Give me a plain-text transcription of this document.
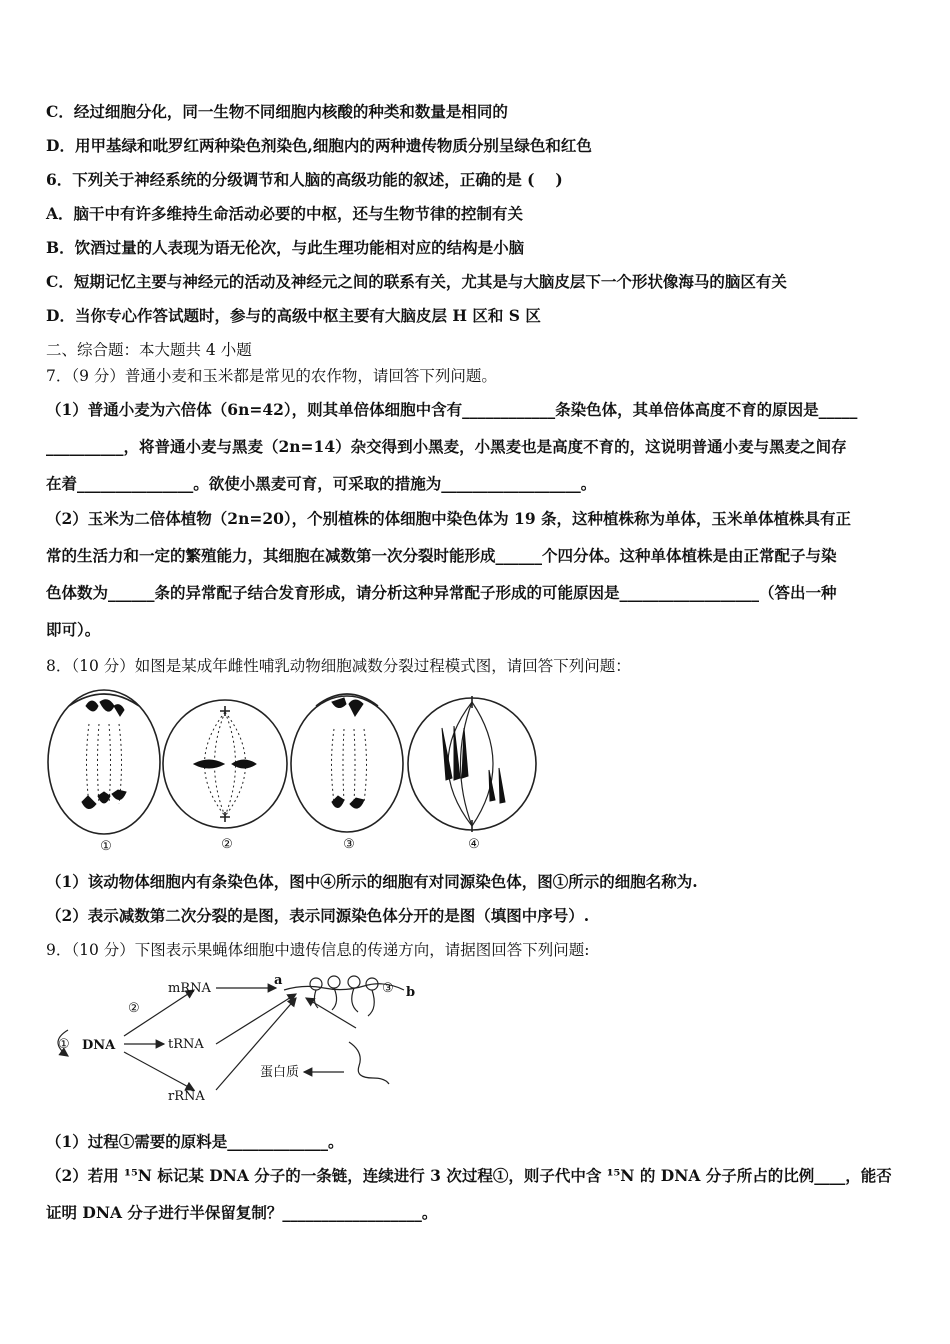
C．经过细胞分化，同一生物不同细胞内核酸的种类和数量是相同的
D．用甲基绿和吡罗红两种染色剂染色,细胞内的两种遗传物质分别呈绿色和红色
6．下列关于神经系统的分级调节和人脑的高级功能的叙述，正确的是 (　 )
A．脑干中有许多维持生命活动必要的中枢，还与生物节律的控制有关
B．饮酒过量的人表现为语无伦次，与此生理功能相对应的结构是小脑
C．短期记忆主要与神经元的活动及神经元之间的联系有关，尤其是与大脑皮层下一个形状像海马的脑区有关
D．当你专心作答试题时，参与的高级中枢主要有大脑皮层 H 区和 S 区
二、综合题：本大题共 4 小题
7．（9 分）普通小麦和玉米都是常见的农作物，请回答下列问题。
（1）普通小麦为六倍体（6n=42），则其单倍体细胞中含有____________条染色体，其单倍体高度不育的原因是_____
__________，将普通小麦与黑麦（2n=14）杂交得到小黑麦，小黑麦也是高度不育的，这说明普通小麦与黑麦之间存
在着_______________。欲使小黑麦可育，可采取的措施为__________________。
（2）玉米为二倍体植物（2n=20），个别植株的体细胞中染色体为 19 条，这种植株称为单体，玉米单体植株具有正
常的生活力和一定的繁殖能力，其细胞在减数第一次分裂时能形成______个四分体。这种单体植株是由正常配子与染
色体数为______条的异常配子结合发育形成，请分析这种异常配子形成的可能原因是__________________（答出一种
即可）。
8．（10 分）如图是某成年雌性哺乳动物细胞减数分裂过程模式图，请回答下列问题：
①	②	③	④
（1）该动物体细胞内有条染色体，图中④所示的细胞有对同源染色体，图①所示的细胞名称为.
（2）表示减数第二次分裂的是图，表示同源染色体分开的是图（填图中序号）.
9．（10 分）下图表示果蝇体细胞中遗传信息的传递方向，请据图回答下列问题:
① DNA
②
mRNA
tRNA
rRNA
a
③ b
蛋白质
（1）过程①需要的原料是_____________。
（2）若用 ¹⁵N 标记某 DNA 分子的一条链，连续进行 3 次过程①，则子代中含 ¹⁵N 的 DNA 分子所占的比例____，能否
证明 DNA 分子进行半保留复制？__________________。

· · · · · · ·

- **Assignment**
Each line above that contains "请回答下列问题" must be copied out.

- **Your solution**
7．（9 分）普通小麦和玉米都是常见的农作物，请回答下列问题。
8．（10 分）如图是某成年雌性哺乳动物细胞减数分裂过程模式图，请回答下列问题：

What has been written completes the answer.